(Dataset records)

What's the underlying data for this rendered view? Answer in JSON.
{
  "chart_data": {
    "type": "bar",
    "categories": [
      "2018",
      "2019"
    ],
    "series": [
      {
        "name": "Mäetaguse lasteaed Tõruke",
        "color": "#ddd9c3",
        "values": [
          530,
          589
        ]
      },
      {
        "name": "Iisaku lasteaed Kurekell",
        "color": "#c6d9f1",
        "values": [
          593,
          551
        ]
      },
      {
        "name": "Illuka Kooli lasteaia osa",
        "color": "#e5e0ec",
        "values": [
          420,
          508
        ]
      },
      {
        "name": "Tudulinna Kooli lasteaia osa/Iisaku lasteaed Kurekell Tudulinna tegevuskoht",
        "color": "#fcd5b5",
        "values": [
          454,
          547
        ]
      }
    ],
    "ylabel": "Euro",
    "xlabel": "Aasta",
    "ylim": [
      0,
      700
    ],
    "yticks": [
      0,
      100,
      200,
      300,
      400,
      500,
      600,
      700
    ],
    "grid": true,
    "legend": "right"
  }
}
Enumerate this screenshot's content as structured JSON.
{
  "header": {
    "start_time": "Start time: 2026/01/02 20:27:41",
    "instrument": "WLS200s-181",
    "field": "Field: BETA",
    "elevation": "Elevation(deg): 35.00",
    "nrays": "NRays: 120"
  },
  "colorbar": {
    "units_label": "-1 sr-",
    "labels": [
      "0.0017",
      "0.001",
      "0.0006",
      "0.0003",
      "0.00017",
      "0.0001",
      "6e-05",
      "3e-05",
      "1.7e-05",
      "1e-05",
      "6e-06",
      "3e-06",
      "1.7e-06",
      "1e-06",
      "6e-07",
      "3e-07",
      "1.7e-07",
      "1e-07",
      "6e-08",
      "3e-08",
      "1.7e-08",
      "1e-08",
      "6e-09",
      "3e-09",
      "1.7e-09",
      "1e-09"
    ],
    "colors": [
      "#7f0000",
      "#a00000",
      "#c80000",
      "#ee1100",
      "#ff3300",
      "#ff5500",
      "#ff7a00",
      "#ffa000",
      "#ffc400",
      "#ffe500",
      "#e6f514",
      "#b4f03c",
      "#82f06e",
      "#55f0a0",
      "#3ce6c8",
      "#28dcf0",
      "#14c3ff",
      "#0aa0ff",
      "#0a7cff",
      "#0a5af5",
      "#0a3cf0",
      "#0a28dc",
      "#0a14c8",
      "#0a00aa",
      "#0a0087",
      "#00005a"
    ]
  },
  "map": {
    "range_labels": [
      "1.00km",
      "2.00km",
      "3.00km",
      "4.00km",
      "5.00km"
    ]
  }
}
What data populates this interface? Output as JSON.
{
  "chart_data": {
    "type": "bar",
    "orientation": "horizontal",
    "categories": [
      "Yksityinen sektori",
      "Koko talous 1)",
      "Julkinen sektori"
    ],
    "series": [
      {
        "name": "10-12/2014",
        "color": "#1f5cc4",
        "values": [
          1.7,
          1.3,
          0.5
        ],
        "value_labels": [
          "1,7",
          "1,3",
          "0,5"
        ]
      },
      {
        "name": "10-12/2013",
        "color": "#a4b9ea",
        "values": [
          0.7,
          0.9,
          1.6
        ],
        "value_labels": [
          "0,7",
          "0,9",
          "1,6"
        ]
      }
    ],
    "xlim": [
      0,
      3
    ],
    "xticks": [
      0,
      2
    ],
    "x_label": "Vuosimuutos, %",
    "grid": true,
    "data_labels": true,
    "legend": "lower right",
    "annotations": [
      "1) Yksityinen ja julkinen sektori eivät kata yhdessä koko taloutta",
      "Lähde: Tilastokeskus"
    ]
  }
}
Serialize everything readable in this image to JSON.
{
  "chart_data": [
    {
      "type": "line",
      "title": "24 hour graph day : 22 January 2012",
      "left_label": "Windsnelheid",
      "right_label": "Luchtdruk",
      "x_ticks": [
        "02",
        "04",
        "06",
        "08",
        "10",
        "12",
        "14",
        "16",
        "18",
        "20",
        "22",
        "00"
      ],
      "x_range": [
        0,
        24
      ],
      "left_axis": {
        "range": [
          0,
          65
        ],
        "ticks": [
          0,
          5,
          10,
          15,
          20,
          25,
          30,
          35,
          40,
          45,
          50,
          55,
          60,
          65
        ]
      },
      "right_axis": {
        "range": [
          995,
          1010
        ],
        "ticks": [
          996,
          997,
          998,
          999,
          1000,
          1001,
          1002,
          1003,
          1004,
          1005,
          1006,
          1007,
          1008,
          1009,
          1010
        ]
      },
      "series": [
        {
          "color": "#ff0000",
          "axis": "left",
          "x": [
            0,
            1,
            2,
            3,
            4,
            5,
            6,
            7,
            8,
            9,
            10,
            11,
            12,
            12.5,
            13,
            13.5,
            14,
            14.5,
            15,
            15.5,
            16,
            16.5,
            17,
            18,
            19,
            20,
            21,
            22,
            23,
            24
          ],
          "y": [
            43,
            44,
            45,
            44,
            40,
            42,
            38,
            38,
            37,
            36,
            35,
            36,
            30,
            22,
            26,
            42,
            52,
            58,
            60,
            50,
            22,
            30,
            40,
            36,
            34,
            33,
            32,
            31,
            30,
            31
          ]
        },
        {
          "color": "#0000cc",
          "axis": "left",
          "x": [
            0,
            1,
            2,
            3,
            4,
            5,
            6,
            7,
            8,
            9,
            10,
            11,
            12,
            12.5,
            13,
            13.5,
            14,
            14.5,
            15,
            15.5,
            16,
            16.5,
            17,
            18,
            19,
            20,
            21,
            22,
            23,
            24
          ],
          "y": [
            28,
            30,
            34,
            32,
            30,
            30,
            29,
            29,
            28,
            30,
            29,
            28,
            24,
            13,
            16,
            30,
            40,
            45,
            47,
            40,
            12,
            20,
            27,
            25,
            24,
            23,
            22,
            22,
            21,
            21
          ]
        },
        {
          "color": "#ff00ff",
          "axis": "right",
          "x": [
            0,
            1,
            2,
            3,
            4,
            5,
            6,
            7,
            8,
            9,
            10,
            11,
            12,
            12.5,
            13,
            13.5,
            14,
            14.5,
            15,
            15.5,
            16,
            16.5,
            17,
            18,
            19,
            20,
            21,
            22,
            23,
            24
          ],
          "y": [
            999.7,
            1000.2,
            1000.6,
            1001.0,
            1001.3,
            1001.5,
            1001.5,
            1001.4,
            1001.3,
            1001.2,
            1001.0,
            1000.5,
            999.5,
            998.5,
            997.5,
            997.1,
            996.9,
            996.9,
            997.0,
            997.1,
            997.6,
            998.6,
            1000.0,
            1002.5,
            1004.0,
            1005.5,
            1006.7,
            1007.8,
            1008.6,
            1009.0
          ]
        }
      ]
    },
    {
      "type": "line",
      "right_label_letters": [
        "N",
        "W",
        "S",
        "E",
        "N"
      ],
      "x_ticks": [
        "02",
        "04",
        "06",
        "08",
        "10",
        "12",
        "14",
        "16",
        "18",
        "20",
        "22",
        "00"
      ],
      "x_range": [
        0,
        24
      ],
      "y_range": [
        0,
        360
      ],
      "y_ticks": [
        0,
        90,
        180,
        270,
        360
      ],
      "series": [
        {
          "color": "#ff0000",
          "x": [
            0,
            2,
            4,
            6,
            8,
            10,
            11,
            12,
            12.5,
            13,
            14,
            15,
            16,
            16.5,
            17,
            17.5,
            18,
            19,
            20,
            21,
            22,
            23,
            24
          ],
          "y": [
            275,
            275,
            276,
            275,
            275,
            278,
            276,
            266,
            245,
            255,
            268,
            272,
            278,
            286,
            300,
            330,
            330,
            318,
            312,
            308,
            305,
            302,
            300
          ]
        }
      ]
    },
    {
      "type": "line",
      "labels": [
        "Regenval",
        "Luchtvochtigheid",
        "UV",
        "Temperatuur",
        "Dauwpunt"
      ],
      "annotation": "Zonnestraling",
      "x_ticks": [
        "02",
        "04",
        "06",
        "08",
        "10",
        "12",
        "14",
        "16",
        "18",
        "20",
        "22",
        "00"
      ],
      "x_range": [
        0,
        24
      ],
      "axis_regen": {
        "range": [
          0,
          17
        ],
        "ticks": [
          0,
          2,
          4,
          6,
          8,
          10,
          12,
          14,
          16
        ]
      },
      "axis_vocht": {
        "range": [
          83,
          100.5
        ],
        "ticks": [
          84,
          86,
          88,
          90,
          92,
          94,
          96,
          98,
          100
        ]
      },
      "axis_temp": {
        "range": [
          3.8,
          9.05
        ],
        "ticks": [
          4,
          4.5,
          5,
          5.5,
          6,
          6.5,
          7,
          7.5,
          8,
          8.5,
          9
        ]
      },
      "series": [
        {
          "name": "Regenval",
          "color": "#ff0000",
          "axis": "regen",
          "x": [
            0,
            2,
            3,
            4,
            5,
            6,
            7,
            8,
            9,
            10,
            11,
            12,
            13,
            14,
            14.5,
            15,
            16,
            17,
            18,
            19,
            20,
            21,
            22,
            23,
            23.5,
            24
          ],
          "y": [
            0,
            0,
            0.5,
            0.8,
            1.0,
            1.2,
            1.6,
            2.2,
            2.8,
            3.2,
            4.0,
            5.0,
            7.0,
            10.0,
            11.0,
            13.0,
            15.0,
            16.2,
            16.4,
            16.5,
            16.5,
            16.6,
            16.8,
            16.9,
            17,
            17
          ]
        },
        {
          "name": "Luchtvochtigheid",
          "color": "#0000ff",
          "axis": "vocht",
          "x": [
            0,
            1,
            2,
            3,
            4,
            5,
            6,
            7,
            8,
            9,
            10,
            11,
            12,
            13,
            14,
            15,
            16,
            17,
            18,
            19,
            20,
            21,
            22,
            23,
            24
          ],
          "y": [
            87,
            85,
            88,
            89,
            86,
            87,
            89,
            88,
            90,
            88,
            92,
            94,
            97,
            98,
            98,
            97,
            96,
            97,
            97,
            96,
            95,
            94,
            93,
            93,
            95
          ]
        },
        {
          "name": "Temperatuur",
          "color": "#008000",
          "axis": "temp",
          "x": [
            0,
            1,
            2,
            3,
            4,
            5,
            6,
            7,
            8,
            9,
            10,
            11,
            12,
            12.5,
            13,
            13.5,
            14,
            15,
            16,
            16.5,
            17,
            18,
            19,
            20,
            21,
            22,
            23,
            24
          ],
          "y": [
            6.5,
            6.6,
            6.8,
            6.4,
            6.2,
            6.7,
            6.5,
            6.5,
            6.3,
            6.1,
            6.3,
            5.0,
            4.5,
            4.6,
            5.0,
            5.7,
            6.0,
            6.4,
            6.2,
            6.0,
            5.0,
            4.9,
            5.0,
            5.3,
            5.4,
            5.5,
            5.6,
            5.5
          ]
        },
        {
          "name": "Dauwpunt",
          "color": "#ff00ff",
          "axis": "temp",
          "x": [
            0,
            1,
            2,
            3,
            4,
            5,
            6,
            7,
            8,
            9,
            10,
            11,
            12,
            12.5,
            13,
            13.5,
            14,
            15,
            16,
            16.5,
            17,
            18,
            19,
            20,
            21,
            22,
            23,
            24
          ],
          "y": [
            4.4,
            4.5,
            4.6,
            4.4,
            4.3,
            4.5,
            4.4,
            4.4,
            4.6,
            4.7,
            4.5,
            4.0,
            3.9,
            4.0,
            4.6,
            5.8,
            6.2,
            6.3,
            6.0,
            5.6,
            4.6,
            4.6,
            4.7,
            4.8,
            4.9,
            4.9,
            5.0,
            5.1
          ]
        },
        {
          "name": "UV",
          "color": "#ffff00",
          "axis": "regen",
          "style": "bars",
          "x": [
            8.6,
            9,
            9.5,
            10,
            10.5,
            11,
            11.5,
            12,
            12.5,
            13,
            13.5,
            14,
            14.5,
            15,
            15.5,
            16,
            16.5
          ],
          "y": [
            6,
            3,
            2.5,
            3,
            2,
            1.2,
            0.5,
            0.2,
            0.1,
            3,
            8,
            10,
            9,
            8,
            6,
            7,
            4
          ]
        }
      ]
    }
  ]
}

PROBLEM TO SOLVE.
Find the word "Luchtvochtigheid" in the records and pull out each line that has it.

PROBLEM SOLUTION.
        "Luchtvochtigheid",
          "name": "Luchtvochtigheid",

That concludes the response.